— begin Entries provided —

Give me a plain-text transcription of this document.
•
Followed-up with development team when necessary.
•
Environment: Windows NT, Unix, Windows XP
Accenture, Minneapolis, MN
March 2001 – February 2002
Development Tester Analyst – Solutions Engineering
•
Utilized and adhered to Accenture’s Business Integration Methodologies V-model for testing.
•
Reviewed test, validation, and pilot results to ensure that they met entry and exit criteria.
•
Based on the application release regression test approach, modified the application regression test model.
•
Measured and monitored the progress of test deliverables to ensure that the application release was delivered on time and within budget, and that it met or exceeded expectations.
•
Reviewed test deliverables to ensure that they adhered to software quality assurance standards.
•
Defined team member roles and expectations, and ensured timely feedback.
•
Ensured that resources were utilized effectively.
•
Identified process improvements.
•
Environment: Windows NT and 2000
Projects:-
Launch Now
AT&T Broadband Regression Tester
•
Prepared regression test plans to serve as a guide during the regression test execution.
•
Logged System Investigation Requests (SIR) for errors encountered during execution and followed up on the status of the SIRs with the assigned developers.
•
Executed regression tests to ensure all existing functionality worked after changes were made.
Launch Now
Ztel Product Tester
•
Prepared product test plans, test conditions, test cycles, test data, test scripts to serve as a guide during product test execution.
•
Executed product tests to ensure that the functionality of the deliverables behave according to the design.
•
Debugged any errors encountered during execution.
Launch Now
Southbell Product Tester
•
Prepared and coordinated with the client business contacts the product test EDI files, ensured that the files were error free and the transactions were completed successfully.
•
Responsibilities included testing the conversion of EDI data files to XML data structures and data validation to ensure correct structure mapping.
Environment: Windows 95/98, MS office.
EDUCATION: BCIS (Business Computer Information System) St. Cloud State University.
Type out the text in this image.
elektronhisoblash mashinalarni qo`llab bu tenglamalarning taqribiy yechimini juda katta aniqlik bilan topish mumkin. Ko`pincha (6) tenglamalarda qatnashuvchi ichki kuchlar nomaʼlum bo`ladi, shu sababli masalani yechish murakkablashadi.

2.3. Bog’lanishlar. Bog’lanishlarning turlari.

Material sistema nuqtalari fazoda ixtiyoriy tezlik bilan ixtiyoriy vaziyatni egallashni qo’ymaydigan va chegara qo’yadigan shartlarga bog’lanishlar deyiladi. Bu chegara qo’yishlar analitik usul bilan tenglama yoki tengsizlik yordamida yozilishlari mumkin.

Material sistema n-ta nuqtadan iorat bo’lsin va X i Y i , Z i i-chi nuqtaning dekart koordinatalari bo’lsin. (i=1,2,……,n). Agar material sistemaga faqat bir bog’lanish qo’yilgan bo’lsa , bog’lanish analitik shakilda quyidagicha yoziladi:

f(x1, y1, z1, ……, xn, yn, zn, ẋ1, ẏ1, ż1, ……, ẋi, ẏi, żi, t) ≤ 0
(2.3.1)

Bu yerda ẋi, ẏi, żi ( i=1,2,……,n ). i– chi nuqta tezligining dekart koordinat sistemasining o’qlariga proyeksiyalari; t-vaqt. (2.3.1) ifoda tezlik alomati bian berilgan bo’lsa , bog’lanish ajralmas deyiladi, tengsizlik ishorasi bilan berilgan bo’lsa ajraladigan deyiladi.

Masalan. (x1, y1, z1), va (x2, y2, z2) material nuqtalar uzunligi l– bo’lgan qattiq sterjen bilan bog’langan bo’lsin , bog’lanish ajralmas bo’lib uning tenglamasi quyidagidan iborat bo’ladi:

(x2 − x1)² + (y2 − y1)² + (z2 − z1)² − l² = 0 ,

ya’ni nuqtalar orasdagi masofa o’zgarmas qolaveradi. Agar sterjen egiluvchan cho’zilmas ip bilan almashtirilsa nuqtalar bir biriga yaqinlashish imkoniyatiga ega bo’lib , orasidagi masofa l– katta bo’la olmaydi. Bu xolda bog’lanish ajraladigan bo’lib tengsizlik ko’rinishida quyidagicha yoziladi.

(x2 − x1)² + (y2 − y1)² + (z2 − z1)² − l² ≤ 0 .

— end Entries provided —

*Exercise*
Beginning at the line where "Type out the text in this image." appears, extract each line through the end of the data above; keep them exact and include nothing else.

*Solution to this task*
Type out the text in this image.
elektronhisoblash mashinalarni qo`llab bu tenglamalarning taqribiy yechimini juda katta aniqlik bilan topish mumkin. Ko`pincha (6) tenglamalarda qatnashuvchi ichki kuchlar nomaʼlum bo`ladi, shu sababli masalani yechish murakkablashadi.

2.3. Bog’lanishlar. Bog’lanishlarning turlari.

Material sistema nuqtalari fazoda ixtiyoriy tezlik bilan ixtiyoriy vaziyatni egallashni qo’ymaydigan va chegara qo’yadigan shartlarga bog’lanishlar deyiladi. Bu chegara qo’yishlar analitik usul bilan tenglama yoki tengsizlik yordamida yozilishlari mumkin.

Material sistema n-ta nuqtadan iorat bo’lsin va X i Y i , Z i i-chi nuqtaning dekart koordinatalari bo’lsin. (i=1,2,……,n). Agar material sistemaga faqat bir bog’lanish qo’yilgan bo’lsa , bog’lanish analitik shakilda quyidagicha yoziladi:

f(x1, y1, z1, ……, xn, yn, zn, ẋ1, ẏ1, ż1, ……, ẋi, ẏi, żi, t) ≤ 0
(2.3.1)

Bu yerda ẋi, ẏi, żi ( i=1,2,……,n ). i– chi nuqta tezligining dekart koordinat sistemasining o’qlariga proyeksiyalari; t-vaqt. (2.3.1) ifoda tezlik alomati bian berilgan bo’lsa , bog’lanish ajralmas deyiladi, tengsizlik ishorasi bilan berilgan bo’lsa ajraladigan deyiladi.

Masalan. (x1, y1, z1), va (x2, y2, z2) material nuqtalar uzunligi l– bo’lgan qattiq sterjen bilan bog’langan bo’lsin , bog’lanish ajralmas bo’lib uning tenglamasi quyidagidan iborat bo’ladi:

(x2 − x1)² + (y2 − y1)² + (z2 − z1)² − l² = 0 ,

ya’ni nuqtalar orasdagi masofa o’zgarmas qolaveradi. Agar sterjen egiluvchan cho’zilmas ip bilan almashtirilsa nuqtalar bir biriga yaqinlashish imkoniyatiga ega bo’lib , orasidagi masofa l– katta bo’la olmaydi. Bu xolda bog’lanish ajraladigan bo’lib tengsizlik ko’rinishida quyidagicha yoziladi.

(x2 − x1)² + (y2 − y1)² + (z2 − z1)² − l² ≤ 0 .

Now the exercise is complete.